Aim → Check each line of the listing, and copy it if it contains the word "portait".

══ Data shown

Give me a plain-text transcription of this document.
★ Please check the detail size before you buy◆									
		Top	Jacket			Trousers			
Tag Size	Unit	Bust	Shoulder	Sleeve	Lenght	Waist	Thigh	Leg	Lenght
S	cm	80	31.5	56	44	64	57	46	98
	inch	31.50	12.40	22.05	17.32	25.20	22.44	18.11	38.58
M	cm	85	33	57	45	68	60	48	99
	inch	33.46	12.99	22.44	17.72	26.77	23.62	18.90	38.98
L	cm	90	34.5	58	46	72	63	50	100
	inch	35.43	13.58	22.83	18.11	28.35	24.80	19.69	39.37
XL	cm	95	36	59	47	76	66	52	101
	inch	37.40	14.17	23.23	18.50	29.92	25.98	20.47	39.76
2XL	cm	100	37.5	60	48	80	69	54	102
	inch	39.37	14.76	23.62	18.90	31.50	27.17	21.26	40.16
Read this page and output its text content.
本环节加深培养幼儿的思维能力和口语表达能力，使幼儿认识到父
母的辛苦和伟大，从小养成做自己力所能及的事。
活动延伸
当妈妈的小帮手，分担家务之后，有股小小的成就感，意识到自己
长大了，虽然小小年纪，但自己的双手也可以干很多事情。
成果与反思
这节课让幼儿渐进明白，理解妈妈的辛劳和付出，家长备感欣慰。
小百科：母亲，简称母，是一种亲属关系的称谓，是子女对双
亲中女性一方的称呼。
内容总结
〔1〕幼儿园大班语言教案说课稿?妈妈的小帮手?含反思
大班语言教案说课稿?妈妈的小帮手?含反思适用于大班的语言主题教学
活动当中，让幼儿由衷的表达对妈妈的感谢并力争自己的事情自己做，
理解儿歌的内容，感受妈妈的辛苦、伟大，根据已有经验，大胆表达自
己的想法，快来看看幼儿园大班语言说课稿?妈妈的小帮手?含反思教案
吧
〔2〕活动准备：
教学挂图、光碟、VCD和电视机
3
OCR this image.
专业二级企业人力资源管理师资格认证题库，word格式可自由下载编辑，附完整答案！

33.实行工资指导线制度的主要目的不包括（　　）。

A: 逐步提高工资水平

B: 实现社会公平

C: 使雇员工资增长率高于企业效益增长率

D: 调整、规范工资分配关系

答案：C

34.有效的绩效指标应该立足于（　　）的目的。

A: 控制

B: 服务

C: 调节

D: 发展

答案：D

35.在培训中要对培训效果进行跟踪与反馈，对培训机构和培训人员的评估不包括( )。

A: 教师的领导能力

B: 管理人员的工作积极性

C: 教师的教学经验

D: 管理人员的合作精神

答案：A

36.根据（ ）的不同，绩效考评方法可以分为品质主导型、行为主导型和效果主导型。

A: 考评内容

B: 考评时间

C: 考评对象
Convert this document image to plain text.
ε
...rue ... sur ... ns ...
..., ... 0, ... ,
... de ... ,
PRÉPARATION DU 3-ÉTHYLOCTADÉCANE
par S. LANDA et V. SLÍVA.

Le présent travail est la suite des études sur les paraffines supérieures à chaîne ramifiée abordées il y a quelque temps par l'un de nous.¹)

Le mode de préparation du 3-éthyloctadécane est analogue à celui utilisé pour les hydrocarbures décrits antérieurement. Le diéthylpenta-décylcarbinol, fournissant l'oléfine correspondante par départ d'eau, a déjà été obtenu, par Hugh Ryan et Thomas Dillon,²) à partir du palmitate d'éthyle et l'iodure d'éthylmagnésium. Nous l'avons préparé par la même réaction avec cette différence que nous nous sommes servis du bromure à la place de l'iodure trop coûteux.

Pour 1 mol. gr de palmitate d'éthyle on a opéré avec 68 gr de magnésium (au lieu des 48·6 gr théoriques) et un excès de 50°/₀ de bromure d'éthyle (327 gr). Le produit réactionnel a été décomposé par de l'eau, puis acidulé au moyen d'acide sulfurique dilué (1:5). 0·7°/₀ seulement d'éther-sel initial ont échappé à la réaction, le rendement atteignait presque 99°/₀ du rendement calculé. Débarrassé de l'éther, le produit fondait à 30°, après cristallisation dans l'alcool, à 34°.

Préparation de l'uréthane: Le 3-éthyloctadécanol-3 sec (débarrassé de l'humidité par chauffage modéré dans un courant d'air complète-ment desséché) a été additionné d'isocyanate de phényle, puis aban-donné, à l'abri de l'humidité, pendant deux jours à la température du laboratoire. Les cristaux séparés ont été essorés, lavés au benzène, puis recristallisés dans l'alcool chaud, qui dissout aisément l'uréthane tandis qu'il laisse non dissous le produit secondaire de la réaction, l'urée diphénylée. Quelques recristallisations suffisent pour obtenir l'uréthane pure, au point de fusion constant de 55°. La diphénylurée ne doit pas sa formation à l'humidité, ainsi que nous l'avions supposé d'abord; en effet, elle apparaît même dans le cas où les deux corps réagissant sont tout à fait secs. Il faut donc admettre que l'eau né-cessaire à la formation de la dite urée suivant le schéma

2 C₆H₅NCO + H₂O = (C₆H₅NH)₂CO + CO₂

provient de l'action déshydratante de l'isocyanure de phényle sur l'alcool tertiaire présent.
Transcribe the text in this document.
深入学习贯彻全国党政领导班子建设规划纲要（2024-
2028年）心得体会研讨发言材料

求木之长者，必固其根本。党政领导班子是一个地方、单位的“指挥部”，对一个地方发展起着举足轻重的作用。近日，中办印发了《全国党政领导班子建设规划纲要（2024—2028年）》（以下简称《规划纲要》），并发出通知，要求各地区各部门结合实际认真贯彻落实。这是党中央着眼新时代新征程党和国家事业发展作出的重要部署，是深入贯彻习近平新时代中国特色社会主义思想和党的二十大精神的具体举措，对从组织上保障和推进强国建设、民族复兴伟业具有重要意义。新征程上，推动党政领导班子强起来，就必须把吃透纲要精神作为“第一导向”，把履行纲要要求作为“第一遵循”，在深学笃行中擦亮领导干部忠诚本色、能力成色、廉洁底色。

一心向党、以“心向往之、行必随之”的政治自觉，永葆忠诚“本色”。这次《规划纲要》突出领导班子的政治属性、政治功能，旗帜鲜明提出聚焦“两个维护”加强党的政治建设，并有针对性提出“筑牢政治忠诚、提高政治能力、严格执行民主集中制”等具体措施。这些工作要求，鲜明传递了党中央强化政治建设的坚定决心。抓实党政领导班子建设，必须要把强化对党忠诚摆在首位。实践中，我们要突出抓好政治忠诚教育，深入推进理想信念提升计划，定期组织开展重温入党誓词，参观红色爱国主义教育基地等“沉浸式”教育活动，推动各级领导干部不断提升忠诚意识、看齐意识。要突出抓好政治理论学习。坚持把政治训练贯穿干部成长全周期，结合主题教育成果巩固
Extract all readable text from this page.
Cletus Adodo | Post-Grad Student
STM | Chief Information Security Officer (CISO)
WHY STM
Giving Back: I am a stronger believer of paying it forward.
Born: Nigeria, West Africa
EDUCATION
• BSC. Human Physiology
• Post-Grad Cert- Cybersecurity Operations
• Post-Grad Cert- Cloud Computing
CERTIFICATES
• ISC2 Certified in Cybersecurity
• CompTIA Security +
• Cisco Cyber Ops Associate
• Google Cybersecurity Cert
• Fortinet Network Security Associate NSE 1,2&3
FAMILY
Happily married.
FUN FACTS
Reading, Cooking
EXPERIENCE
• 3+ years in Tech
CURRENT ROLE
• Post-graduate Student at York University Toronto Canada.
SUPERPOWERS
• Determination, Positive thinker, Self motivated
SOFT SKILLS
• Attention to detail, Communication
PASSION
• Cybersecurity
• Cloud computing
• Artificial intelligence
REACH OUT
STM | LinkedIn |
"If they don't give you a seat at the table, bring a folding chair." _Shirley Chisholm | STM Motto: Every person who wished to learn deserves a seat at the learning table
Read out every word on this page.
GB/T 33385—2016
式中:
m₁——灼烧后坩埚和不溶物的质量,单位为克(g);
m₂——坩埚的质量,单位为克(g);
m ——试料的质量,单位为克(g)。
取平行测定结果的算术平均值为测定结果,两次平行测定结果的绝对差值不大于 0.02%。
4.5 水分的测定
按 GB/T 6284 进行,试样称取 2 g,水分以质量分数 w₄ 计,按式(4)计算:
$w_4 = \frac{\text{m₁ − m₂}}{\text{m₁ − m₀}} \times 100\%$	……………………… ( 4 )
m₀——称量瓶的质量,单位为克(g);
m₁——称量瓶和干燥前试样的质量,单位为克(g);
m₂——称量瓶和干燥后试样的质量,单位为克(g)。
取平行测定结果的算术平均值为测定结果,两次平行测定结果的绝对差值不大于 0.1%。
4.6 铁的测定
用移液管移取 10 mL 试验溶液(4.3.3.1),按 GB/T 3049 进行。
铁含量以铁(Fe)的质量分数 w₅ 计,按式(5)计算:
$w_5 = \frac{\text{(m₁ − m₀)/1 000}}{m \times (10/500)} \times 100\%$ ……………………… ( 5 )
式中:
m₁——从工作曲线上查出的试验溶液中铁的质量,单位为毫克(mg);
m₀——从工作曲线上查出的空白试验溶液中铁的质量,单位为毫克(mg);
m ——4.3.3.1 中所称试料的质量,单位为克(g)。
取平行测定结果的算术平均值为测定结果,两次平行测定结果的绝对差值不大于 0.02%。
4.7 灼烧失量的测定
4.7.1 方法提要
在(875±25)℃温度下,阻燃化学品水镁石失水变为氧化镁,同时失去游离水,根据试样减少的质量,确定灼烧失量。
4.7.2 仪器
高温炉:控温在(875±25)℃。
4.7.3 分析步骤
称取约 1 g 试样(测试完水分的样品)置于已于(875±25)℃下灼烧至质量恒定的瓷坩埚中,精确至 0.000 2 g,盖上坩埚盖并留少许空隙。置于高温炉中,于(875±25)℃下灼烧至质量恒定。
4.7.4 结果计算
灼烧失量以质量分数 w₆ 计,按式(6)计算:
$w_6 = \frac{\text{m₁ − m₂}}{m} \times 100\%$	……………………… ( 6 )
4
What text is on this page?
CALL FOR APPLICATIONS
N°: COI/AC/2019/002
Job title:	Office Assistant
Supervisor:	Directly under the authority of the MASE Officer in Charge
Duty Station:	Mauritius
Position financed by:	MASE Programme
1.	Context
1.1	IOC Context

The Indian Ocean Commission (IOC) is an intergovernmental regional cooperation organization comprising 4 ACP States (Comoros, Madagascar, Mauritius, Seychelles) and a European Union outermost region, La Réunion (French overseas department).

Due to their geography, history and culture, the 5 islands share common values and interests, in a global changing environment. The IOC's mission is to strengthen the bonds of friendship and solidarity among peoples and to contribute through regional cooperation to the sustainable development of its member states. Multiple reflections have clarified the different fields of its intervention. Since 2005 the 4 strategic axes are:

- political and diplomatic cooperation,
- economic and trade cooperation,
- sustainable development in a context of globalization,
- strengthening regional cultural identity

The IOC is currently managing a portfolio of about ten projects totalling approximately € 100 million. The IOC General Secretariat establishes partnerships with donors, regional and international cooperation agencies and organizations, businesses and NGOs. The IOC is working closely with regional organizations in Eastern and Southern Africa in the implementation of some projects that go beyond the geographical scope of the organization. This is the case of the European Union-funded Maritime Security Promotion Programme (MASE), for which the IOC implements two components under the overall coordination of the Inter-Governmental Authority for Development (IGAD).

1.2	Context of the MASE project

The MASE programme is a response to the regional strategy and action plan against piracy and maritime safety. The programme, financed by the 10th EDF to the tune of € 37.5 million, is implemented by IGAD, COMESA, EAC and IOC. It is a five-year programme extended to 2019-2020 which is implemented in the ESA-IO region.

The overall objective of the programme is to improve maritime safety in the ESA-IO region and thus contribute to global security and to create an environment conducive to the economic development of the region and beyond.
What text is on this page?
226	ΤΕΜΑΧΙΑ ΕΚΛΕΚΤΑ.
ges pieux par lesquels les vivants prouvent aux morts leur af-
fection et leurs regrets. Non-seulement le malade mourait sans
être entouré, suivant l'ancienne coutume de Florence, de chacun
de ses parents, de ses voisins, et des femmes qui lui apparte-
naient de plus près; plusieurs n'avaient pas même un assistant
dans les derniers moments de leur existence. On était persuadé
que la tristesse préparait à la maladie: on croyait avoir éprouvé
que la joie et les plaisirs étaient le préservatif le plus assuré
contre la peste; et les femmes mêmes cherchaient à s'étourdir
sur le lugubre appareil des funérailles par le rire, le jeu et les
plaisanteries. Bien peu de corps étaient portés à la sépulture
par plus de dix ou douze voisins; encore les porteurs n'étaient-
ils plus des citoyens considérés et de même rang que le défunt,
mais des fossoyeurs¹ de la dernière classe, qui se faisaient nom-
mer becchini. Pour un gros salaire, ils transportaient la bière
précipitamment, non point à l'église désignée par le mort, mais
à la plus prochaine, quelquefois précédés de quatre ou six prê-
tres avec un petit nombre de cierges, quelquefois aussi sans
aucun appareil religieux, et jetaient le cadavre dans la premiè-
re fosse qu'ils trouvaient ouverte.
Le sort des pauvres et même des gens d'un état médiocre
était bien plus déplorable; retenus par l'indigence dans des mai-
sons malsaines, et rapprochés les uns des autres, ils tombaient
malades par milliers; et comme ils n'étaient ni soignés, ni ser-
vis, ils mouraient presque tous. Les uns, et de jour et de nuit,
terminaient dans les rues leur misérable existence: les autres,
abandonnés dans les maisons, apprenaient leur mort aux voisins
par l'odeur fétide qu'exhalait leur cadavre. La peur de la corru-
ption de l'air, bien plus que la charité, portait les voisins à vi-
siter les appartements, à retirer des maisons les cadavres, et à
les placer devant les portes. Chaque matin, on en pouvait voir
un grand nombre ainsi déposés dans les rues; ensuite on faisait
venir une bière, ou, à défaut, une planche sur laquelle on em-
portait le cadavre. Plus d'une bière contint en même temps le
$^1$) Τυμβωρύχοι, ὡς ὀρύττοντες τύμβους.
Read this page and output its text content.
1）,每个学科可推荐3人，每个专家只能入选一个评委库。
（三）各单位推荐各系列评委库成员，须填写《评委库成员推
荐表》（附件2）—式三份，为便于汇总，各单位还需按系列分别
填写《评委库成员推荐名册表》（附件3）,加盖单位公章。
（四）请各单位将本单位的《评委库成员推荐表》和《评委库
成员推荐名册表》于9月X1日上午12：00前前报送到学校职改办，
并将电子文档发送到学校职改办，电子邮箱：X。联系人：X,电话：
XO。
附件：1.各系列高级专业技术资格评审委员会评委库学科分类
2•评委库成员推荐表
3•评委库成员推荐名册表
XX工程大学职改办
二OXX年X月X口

════

Result →
ption de l'air, bien plus que la charité, portait les voisins à vi-
portait le cadavre. Plus d'une bière contint en même temps le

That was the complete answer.